_DIRECTIONS_
Write out every line below that includes the word "JSON".

[Structured figure records]
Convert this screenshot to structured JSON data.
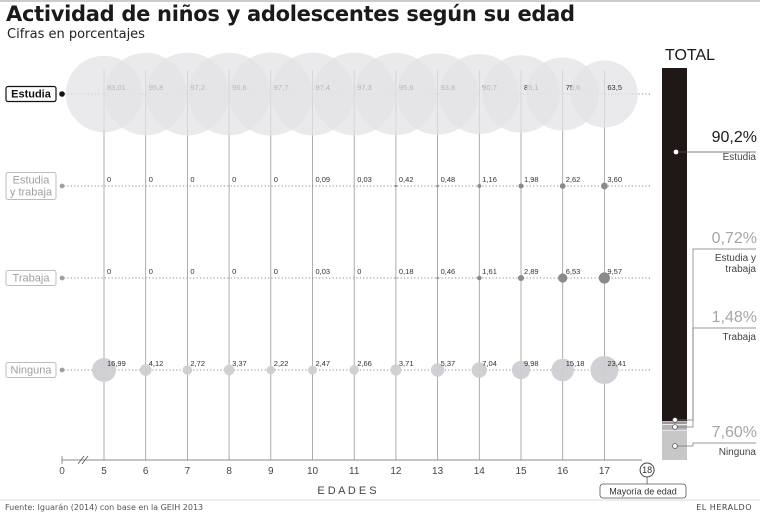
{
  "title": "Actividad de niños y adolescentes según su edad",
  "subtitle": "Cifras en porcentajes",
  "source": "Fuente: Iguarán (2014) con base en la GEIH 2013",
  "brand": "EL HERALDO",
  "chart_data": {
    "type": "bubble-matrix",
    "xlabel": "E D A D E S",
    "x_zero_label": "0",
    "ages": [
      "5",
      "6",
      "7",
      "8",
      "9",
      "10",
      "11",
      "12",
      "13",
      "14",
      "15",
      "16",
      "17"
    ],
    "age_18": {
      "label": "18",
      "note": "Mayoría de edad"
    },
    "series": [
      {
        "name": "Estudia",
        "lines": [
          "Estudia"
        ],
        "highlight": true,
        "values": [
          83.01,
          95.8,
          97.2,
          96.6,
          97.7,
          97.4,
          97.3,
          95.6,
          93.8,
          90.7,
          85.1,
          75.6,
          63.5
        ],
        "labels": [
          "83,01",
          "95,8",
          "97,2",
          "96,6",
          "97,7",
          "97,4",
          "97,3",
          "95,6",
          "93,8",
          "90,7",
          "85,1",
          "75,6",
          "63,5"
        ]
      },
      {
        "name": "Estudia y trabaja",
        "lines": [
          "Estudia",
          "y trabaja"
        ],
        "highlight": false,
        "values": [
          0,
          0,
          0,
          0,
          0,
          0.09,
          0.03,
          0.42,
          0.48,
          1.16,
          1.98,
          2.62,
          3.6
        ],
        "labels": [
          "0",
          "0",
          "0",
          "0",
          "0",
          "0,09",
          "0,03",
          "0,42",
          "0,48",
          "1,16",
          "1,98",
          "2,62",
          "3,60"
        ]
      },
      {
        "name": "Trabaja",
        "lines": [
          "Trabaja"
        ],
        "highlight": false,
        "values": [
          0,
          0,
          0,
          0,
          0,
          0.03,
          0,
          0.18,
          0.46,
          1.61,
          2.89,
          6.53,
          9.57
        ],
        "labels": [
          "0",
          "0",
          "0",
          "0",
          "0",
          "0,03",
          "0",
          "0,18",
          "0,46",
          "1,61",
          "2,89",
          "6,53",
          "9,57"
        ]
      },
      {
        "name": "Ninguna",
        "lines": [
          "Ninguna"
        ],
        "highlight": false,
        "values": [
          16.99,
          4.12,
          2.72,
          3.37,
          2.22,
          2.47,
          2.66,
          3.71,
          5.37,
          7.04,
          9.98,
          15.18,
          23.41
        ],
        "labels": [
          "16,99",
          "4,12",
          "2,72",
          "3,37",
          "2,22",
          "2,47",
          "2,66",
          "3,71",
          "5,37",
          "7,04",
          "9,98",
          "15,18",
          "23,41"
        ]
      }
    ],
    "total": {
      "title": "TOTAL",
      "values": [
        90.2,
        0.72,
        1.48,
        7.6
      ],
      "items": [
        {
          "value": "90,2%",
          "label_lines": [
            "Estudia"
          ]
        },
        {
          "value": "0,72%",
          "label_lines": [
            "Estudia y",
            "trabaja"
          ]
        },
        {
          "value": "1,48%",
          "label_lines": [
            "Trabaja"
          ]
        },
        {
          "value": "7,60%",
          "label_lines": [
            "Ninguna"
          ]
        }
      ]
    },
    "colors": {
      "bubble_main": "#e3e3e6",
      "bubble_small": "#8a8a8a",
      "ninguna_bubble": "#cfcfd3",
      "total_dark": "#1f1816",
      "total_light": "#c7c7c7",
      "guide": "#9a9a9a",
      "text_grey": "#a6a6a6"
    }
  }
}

* * *

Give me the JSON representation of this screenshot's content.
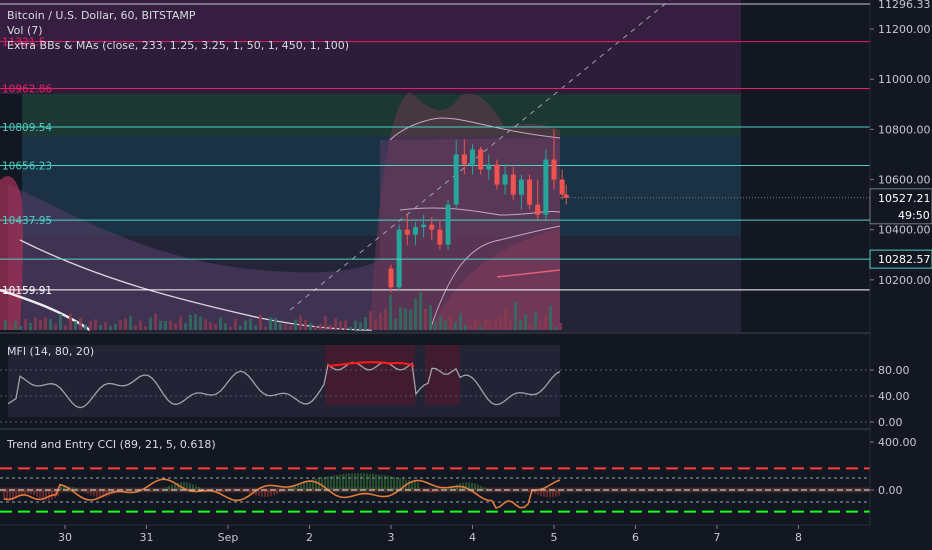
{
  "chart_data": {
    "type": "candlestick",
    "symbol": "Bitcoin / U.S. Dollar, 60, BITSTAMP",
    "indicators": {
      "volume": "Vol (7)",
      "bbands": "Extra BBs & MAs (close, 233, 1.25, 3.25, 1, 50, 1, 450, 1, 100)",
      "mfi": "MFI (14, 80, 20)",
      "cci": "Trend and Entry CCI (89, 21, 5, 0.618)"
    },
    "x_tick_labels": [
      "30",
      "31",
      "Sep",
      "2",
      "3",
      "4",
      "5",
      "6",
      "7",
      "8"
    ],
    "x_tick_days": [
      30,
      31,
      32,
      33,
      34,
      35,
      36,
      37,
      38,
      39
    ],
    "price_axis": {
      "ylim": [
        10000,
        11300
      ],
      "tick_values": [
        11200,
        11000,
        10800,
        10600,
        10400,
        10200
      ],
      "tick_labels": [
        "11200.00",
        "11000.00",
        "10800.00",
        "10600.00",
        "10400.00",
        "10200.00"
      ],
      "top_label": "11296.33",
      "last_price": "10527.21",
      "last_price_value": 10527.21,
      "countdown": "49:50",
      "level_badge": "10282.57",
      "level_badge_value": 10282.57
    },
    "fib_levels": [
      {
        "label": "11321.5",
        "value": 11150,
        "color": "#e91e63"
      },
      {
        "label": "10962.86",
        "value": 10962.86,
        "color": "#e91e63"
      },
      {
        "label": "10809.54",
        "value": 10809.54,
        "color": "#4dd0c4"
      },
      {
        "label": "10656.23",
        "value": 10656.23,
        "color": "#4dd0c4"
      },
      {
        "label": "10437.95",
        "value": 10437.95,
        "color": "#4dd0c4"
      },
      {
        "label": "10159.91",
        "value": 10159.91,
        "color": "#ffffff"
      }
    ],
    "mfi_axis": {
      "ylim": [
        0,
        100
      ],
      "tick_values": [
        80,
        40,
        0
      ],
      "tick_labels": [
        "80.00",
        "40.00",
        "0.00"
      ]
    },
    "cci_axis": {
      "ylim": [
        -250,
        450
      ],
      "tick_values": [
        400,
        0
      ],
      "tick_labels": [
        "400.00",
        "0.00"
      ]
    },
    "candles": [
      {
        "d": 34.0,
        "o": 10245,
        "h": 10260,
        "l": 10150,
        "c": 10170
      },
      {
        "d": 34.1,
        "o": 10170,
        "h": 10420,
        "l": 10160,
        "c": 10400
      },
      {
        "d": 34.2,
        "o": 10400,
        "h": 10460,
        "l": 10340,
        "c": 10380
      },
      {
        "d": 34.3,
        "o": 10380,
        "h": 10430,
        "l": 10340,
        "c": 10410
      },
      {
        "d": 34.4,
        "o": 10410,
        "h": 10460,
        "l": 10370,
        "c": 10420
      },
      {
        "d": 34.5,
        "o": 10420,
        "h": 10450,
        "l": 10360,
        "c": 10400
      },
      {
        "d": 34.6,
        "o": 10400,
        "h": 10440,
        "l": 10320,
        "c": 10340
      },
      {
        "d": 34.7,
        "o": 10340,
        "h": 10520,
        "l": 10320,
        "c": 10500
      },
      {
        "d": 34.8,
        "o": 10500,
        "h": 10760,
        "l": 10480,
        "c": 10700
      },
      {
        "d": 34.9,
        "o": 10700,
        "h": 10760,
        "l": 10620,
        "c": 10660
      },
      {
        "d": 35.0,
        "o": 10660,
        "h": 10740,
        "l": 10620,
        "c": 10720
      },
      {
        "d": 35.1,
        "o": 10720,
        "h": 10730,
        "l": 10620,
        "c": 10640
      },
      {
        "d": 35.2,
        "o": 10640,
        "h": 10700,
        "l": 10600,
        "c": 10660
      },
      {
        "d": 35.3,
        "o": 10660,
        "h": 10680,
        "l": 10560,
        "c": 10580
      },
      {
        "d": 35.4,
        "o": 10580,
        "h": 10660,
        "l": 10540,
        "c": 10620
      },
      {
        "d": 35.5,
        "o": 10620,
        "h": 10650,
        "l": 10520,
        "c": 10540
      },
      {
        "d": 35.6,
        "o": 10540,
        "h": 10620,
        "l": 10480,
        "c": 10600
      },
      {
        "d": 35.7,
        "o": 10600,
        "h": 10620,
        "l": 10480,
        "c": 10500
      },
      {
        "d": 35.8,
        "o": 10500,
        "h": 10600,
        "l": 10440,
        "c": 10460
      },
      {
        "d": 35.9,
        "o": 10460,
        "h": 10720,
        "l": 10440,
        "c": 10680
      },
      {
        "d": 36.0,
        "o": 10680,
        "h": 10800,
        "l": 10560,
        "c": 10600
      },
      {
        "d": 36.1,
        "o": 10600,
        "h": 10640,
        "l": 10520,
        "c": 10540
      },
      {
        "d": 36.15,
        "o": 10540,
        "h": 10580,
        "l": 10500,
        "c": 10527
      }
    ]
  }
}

--

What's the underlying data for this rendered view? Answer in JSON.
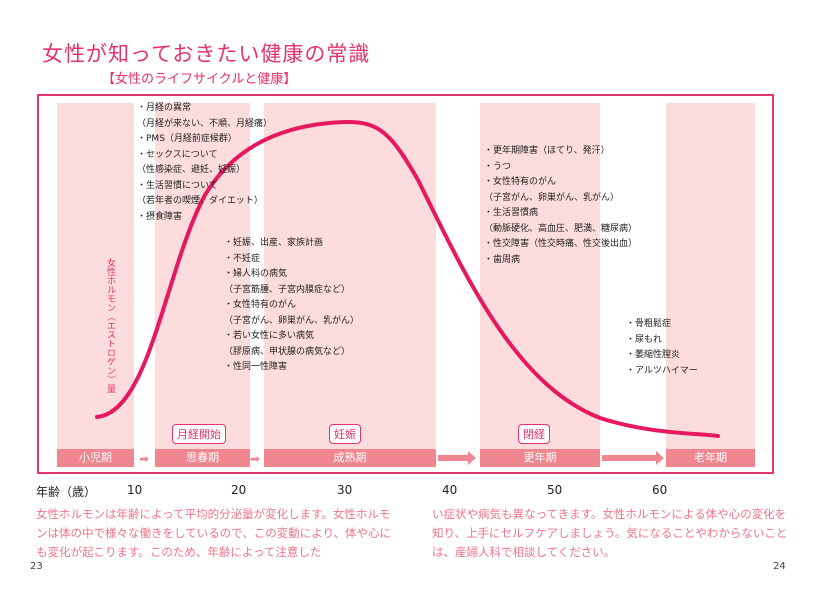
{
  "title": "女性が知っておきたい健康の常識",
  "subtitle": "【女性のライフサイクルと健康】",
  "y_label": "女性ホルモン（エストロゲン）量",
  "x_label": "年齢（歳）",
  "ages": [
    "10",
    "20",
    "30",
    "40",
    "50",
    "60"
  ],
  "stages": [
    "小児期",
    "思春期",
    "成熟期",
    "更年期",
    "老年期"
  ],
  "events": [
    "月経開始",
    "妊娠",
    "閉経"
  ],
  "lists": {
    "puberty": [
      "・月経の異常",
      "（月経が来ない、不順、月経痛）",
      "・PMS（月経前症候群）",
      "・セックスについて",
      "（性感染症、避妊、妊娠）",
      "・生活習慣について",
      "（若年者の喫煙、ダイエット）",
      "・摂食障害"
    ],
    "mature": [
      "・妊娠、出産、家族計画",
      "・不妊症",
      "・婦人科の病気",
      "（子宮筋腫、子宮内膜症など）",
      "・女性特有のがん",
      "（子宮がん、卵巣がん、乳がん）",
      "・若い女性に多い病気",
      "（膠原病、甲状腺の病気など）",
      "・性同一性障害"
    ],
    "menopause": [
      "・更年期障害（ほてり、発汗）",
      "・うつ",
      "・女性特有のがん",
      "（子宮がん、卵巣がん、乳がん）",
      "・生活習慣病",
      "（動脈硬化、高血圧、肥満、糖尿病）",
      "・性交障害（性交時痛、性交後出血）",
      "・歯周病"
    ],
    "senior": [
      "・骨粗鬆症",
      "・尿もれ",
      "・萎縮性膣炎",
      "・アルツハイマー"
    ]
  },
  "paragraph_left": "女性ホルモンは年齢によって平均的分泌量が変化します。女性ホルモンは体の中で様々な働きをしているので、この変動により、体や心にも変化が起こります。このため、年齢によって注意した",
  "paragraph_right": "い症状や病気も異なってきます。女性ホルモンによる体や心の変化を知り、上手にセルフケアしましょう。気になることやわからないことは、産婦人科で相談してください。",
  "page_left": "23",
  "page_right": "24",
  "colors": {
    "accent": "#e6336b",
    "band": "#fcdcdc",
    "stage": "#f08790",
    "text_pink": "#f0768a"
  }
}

_SOLUTION TO THIS TASK_
Convert this screenshot to structured JSON data.
Give me the JSON representation of this screenshot's content.
What's the underlying data for this rendered view? Answer in JSON.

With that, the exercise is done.